[TASK] Find each line that has the string "usually" and give the total, with nothing else.

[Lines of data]
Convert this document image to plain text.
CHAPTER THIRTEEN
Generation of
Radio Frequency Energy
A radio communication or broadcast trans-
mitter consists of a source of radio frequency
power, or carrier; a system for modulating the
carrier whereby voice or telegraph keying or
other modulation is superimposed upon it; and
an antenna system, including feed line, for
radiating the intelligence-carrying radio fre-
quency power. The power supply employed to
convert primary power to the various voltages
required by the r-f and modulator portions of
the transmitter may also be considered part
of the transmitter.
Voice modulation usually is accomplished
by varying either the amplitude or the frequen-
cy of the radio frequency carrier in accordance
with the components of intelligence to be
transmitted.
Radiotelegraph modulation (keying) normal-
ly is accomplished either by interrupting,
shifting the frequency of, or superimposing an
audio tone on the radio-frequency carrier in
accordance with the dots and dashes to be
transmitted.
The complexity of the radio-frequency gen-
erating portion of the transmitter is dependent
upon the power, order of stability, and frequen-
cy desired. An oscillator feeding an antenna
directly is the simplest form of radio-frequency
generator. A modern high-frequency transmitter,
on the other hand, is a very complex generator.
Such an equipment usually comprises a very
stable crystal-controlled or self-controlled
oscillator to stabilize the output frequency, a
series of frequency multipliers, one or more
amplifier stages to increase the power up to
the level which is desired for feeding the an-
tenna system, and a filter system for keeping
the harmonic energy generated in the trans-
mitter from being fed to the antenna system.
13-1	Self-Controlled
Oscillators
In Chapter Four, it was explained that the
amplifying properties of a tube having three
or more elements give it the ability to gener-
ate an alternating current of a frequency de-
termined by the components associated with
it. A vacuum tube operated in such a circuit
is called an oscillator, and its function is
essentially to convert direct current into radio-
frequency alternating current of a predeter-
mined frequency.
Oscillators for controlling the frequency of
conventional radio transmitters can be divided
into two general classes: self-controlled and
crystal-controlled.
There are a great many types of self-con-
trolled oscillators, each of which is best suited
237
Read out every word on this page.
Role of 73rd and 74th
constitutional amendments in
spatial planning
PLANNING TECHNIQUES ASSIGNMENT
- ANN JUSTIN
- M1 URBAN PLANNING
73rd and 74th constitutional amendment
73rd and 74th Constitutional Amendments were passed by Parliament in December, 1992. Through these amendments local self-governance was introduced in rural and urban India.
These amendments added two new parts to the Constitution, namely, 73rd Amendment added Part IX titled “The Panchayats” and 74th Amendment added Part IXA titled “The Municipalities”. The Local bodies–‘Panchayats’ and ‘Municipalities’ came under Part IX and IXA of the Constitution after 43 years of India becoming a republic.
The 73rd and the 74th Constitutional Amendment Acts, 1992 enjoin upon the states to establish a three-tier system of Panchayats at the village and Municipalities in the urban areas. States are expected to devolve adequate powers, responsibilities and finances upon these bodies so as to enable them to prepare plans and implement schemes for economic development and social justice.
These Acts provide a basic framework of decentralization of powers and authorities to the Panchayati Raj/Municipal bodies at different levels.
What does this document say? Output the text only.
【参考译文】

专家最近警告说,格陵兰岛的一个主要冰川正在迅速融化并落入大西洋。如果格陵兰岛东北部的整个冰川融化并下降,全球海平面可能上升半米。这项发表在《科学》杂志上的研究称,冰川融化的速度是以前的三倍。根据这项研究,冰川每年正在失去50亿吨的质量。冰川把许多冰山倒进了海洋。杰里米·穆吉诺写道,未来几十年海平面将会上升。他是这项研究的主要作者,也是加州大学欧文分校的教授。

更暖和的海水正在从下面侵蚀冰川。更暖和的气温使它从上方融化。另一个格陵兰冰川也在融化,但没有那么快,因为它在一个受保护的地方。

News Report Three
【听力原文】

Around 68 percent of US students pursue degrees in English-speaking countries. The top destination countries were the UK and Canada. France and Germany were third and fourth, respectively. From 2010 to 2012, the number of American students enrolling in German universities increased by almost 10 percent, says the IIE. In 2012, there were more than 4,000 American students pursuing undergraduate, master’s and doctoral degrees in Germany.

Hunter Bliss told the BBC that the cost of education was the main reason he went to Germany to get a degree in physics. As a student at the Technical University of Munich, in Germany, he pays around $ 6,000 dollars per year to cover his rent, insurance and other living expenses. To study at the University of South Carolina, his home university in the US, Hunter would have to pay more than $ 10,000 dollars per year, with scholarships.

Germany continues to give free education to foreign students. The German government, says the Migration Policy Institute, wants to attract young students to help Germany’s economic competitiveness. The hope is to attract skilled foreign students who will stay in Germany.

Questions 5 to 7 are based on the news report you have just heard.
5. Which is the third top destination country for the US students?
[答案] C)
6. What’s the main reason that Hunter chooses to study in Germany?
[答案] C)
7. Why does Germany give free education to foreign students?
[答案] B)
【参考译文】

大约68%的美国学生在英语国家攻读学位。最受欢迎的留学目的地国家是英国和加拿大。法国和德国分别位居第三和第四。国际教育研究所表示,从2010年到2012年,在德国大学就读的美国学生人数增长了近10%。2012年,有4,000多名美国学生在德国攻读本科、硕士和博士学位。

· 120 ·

[THE RESPONSE] 2